TASK PROMPT:
Write out the whole listing word for word.

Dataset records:

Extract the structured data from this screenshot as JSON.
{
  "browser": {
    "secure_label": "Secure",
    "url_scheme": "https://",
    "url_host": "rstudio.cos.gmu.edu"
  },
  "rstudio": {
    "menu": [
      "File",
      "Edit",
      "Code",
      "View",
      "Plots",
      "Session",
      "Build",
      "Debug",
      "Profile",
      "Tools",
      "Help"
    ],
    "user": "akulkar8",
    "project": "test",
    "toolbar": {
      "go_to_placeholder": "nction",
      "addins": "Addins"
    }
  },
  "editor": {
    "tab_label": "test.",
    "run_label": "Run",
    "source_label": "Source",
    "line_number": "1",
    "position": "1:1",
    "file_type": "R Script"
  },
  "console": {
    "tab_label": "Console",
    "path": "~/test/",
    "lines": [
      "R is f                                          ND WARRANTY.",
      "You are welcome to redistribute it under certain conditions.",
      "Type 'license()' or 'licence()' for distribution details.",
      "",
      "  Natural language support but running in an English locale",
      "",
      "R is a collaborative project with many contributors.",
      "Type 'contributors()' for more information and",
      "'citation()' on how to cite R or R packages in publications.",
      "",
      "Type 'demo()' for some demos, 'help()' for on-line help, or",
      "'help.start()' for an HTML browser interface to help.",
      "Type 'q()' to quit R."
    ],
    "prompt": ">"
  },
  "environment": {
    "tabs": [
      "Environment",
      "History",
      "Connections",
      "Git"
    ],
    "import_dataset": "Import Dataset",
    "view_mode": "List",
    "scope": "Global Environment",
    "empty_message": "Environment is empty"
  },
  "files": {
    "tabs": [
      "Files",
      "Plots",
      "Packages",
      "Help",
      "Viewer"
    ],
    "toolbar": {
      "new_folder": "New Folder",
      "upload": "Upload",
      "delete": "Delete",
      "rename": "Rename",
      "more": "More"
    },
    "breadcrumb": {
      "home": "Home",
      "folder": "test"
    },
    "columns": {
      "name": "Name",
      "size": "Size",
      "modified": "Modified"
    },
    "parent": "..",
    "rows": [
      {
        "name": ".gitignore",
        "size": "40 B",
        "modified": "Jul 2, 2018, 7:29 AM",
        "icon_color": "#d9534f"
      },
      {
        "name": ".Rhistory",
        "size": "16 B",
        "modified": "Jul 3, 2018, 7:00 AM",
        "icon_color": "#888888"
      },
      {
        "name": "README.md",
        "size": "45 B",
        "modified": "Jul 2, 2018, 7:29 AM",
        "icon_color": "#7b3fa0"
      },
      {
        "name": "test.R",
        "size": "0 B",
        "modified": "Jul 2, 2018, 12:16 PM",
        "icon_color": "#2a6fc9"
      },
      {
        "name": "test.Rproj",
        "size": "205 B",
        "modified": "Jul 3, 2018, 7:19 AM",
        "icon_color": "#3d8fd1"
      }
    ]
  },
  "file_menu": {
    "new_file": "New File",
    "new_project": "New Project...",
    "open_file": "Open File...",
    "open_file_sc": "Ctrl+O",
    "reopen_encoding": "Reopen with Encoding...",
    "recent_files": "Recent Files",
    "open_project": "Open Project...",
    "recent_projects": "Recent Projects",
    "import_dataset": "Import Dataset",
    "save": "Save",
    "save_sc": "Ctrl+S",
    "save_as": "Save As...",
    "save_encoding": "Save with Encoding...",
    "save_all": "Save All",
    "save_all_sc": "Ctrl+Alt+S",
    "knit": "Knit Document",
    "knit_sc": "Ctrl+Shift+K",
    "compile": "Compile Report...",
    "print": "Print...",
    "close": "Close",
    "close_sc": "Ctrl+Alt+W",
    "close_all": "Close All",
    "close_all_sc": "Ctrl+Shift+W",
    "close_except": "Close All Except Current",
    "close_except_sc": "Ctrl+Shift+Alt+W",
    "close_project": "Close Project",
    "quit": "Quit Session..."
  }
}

OUTPUT OF THE EXERCISE:
Extract the structured data from this screenshot as JSON.
{
  "browser": {
    "secure_label": "Secure",
    "url_scheme": "https://",
    "url_host": "rstudio.cos.gmu.edu"
  },
  "rstudio": {
    "menu": [
      "File",
      "Edit",
      "Code",
      "View",
      "Plots",
      "Session",
      "Build",
      "Debug",
      "Profile",
      "Tools",
      "Help"
    ],
    "user": "akulkar8",
    "project": "test",
    "toolbar": {
      "go_to_placeholder": "nction",
      "addins": "Addins"
    }
  },
  "editor": {
    "tab_label": "test.",
    "run_label": "Run",
    "source_label": "Source",
    "line_number": "1",
    "position": "1:1",
    "file_type": "R Script"
  },
  "console": {
    "tab_label": "Console",
    "path": "~/test/",
    "lines": [
      "R is f                                          ND WARRANTY.",
      "You are welcome to redistribute it under certain conditions.",
      "Type 'license()' or 'licence()' for distribution details.",
      "",
      "  Natural language support but running in an English locale",
      "",
      "R is a collaborative project with many contributors.",
      "Type 'contributors()' for more information and",
      "'citation()' on how to cite R or R packages in publications.",
      "",
      "Type 'demo()' for some demos, 'help()' for on-line help, or",
      "'help.start()' for an HTML browser interface to help.",
      "Type 'q()' to quit R."
    ],
    "prompt": ">"
  },
  "environment": {
    "tabs": [
      "Environment",
      "History",
      "Connections",
      "Git"
    ],
    "import_dataset": "Import Dataset",
    "view_mode": "List",
    "scope": "Global Environment",
    "empty_message": "Environment is empty"
  },
  "files": {
    "tabs": [
      "Files",
      "Plots",
      "Packages",
      "Help",
      "Viewer"
    ],
    "toolbar": {
      "new_folder": "New Folder",
      "upload": "Upload",
      "delete": "Delete",
      "rename": "Rename",
      "more": "More"
    },
    "breadcrumb": {
      "home": "Home",
      "folder": "test"
    },
    "columns": {
      "name": "Name",
      "size": "Size",
      "modified": "Modified"
    },
    "parent": "..",
    "rows": [
      {
        "name": ".gitignore",
        "size": "40 B",
        "modified": "Jul 2, 2018, 7:29 AM",
        "icon_color": "#d9534f"
      },
      {
        "name": ".Rhistory",
        "size": "16 B",
        "modified": "Jul 3, 2018, 7:00 AM",
        "icon_color": "#888888"
      },
      {
        "name": "README.md",
        "size": "45 B",
        "modified": "Jul 2, 2018, 7:29 AM",
        "icon_color": "#7b3fa0"
      },
      {
        "name": "test.R",
        "size": "0 B",
        "modified": "Jul 2, 2018, 12:16 PM",
        "icon_color": "#2a6fc9"
      },
      {
        "name": "test.Rproj",
        "size": "205 B",
        "modified": "Jul 3, 2018, 7:19 AM",
        "icon_color": "#3d8fd1"
      }
    ]
  },
  "file_menu": {
    "new_file": "New File",
    "new_project": "New Project...",
    "open_file": "Open File...",
    "open_file_sc": "Ctrl+O",
    "reopen_encoding": "Reopen with Encoding...",
    "recent_files": "Recent Files",
    "open_project": "Open Project...",
    "recent_projects": "Recent Projects",
    "import_dataset": "Import Dataset",
    "save": "Save",
    "save_sc": "Ctrl+S",
    "save_as": "Save As...",
    "save_encoding": "Save with Encoding...",
    "save_all": "Save All",
    "save_all_sc": "Ctrl+Alt+S",
    "knit": "Knit Document",
    "knit_sc": "Ctrl+Shift+K",
    "compile": "Compile Report...",
    "print": "Print...",
    "close": "Close",
    "close_sc": "Ctrl+Alt+W",
    "close_all": "Close All",
    "close_all_sc": "Ctrl+Shift+W",
    "close_except": "Close All Except Current",
    "close_except_sc": "Ctrl+Shift+Alt+W",
    "close_project": "Close Project",
    "quit": "Quit Session..."
  }
}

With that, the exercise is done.